▶ [Set task]: Select and reproduce each line of the listing below that bears the string "logo".
━━━━━ Material shown ━━━━━
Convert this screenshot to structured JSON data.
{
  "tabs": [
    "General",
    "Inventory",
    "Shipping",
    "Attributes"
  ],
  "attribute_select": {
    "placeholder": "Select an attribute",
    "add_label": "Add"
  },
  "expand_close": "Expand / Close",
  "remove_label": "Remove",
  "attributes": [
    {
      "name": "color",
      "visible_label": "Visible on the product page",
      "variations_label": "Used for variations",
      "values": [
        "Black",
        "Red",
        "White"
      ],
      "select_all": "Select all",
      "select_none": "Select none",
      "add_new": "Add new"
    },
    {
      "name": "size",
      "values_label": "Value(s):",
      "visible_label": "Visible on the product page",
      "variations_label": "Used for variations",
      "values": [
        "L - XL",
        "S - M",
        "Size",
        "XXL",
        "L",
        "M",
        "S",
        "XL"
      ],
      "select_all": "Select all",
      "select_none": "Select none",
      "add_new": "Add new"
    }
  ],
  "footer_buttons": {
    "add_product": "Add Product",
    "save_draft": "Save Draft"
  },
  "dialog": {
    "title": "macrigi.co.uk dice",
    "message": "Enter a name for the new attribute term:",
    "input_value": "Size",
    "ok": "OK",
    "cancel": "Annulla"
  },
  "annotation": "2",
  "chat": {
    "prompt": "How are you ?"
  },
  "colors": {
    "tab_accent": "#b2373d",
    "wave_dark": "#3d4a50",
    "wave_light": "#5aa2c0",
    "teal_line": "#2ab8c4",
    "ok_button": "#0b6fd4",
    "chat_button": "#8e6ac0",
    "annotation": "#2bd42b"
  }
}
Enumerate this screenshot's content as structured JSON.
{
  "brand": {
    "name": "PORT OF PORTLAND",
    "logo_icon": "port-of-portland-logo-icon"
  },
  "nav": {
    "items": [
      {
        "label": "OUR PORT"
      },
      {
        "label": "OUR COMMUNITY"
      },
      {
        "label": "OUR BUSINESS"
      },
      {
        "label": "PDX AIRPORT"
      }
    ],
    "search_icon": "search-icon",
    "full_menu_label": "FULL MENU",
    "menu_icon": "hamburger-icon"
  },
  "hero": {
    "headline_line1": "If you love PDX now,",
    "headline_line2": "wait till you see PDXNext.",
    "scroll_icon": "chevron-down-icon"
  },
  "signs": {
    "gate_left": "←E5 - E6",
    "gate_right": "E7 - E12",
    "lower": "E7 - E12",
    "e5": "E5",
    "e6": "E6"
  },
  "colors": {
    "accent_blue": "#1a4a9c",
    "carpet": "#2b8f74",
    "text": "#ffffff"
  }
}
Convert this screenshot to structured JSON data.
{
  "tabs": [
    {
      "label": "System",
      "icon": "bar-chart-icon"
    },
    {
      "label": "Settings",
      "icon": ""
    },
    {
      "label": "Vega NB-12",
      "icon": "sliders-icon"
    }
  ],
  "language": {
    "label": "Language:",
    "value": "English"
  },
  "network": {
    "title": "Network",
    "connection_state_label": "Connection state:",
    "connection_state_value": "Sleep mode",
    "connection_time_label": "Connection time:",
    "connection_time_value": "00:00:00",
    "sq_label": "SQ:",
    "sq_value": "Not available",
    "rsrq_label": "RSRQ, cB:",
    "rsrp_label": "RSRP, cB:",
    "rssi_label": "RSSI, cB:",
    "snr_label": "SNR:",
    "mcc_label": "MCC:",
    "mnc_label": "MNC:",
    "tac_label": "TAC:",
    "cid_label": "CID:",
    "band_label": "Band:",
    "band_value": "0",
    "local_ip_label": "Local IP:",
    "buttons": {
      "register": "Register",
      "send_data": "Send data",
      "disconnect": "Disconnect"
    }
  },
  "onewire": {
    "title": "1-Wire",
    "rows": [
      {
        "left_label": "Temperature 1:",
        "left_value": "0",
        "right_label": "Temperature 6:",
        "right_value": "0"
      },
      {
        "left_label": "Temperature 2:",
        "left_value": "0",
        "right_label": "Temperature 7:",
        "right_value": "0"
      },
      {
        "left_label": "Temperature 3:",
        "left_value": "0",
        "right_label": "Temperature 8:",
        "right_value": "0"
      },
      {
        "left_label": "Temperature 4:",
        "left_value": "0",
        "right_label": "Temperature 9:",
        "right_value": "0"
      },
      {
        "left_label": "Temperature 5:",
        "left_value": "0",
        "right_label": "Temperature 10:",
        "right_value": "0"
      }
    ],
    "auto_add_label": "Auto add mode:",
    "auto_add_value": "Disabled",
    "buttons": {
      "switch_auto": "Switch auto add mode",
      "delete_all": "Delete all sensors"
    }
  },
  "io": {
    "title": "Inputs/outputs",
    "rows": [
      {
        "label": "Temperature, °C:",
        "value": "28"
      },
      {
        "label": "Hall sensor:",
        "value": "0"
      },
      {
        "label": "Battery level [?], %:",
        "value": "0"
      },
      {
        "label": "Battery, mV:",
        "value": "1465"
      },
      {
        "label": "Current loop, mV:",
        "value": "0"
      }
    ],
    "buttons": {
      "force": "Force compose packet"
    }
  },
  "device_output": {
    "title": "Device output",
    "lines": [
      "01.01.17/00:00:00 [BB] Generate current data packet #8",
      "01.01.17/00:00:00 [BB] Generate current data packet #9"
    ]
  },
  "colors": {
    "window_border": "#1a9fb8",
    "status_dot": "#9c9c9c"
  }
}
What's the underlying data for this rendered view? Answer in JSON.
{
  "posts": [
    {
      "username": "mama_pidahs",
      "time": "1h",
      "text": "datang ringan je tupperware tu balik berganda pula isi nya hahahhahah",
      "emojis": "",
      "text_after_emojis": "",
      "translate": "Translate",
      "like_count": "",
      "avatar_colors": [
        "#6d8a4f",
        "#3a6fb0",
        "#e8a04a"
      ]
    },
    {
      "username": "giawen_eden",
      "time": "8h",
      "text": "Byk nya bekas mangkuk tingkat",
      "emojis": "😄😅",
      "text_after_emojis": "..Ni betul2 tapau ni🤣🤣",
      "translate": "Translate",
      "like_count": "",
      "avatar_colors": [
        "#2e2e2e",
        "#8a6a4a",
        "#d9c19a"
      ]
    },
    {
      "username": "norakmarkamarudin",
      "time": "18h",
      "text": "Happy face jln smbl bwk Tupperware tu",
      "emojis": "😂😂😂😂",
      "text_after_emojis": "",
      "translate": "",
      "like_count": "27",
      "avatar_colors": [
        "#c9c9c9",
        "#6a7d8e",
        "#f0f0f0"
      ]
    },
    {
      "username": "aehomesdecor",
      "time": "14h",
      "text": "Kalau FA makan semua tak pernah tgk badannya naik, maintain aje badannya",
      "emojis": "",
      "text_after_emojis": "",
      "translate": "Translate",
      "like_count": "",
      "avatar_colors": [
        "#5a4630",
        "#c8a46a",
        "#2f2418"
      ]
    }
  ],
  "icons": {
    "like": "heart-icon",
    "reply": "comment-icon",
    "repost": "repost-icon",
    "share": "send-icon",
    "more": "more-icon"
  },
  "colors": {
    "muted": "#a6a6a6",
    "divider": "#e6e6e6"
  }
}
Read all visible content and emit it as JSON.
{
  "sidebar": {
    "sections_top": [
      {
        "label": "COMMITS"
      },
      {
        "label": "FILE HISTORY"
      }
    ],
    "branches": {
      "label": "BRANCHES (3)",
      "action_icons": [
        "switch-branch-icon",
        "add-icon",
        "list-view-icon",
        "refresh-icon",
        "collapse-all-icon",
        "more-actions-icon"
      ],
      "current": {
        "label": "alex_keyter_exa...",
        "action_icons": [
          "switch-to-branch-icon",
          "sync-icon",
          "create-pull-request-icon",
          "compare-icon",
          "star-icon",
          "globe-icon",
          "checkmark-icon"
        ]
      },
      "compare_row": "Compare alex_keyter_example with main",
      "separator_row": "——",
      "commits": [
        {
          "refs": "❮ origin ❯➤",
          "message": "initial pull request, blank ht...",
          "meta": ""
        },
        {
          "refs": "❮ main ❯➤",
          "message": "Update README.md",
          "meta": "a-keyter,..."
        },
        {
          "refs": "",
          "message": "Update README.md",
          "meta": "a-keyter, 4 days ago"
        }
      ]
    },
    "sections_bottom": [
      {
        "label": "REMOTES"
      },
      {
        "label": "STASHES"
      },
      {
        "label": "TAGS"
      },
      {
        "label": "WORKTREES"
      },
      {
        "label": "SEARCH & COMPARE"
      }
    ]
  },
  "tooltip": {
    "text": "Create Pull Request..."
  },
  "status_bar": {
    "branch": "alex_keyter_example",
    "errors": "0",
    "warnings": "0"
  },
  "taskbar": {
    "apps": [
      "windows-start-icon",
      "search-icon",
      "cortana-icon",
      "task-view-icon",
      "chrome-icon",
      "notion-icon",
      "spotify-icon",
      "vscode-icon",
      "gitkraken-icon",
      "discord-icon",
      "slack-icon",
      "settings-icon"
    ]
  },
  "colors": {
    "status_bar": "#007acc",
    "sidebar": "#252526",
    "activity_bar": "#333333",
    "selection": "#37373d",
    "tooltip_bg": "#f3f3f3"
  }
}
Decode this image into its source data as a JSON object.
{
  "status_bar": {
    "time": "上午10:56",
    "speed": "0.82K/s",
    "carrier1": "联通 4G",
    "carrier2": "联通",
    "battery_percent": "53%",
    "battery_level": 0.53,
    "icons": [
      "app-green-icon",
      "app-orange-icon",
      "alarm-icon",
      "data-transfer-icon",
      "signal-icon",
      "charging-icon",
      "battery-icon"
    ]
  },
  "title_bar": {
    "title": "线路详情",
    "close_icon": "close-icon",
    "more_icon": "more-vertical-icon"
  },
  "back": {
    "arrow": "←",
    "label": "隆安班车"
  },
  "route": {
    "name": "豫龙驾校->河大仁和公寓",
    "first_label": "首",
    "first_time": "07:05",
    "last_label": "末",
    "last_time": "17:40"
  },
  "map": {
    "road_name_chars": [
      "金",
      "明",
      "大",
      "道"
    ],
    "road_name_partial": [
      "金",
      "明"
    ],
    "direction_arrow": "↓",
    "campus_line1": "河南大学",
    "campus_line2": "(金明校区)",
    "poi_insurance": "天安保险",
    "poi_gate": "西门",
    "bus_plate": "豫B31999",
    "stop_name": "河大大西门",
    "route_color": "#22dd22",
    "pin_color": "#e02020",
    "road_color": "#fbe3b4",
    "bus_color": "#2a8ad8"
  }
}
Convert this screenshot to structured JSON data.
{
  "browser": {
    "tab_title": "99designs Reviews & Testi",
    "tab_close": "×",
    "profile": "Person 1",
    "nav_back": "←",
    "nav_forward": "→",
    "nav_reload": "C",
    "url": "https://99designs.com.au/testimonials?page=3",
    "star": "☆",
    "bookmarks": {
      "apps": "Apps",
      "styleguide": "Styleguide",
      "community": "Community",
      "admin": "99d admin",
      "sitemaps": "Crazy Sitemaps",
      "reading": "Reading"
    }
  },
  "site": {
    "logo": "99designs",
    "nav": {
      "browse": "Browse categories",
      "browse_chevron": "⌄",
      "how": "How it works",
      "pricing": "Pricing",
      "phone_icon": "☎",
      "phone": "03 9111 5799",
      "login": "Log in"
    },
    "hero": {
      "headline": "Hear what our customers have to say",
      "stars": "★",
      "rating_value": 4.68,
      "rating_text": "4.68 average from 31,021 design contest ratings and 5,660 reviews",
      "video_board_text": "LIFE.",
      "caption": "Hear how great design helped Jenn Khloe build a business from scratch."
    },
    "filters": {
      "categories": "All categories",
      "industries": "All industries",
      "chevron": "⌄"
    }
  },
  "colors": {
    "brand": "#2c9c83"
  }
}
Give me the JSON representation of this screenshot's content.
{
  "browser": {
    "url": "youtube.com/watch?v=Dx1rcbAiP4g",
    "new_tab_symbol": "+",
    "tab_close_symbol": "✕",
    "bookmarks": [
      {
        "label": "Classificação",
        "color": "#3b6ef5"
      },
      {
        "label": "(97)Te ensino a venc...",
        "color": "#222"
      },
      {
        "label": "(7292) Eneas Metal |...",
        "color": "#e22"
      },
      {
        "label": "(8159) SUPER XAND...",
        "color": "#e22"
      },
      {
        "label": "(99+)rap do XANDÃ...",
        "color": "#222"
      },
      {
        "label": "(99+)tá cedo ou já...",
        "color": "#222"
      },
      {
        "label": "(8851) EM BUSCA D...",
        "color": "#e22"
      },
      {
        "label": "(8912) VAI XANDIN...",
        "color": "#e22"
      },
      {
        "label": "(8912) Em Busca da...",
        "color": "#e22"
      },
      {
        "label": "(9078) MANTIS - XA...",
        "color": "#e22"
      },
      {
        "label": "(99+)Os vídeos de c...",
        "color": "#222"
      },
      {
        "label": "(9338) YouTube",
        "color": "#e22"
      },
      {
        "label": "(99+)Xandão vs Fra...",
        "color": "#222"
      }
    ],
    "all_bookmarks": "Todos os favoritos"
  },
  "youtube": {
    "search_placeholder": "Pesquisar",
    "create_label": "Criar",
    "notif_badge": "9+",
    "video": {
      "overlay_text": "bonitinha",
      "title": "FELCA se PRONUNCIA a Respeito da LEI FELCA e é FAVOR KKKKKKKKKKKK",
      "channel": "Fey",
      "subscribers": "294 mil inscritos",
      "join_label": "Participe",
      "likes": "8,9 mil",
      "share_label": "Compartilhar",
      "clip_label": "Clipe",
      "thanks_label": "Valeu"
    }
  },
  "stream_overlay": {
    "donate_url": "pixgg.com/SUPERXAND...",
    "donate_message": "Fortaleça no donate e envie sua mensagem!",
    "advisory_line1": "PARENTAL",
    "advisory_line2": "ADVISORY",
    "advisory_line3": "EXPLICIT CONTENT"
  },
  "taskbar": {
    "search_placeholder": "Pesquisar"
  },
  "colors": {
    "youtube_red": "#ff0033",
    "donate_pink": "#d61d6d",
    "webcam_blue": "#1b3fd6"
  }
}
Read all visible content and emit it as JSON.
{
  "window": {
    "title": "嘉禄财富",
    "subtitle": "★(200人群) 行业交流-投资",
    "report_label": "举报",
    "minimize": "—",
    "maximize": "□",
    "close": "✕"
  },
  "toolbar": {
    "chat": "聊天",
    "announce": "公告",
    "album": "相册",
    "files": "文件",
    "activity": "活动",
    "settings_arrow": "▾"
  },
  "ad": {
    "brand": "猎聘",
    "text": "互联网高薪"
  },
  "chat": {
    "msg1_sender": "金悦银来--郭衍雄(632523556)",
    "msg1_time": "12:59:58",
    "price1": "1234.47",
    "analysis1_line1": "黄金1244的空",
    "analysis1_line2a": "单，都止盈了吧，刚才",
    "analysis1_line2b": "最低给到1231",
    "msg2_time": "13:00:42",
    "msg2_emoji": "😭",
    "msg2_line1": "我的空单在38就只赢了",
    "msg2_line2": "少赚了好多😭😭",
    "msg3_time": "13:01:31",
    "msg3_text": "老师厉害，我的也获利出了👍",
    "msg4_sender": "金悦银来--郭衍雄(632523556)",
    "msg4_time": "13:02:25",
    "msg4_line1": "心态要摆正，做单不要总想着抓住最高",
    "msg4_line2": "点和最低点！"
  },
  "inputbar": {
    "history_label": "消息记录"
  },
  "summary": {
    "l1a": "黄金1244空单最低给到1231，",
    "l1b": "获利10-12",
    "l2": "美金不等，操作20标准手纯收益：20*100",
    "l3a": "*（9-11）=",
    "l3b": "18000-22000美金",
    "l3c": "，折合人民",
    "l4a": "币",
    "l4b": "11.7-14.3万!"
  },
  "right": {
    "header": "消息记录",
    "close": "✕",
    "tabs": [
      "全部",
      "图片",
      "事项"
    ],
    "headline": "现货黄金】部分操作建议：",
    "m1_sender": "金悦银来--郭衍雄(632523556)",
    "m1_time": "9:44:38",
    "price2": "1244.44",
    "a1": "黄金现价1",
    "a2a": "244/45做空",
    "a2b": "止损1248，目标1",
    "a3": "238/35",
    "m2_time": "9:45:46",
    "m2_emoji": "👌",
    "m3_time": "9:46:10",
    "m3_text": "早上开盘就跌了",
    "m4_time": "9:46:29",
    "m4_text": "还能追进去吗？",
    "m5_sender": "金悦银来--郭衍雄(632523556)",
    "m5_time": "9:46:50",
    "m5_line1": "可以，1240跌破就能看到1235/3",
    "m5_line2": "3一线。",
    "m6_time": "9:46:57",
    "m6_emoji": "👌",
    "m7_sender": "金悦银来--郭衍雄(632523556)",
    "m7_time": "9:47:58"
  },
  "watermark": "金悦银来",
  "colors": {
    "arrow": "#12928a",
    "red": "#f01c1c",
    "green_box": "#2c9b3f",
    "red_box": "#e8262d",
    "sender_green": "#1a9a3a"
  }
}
━━━━━
▶ [Response]:
    "logo_icon": "port-of-portland-logo-icon"
    "logo": "99designs",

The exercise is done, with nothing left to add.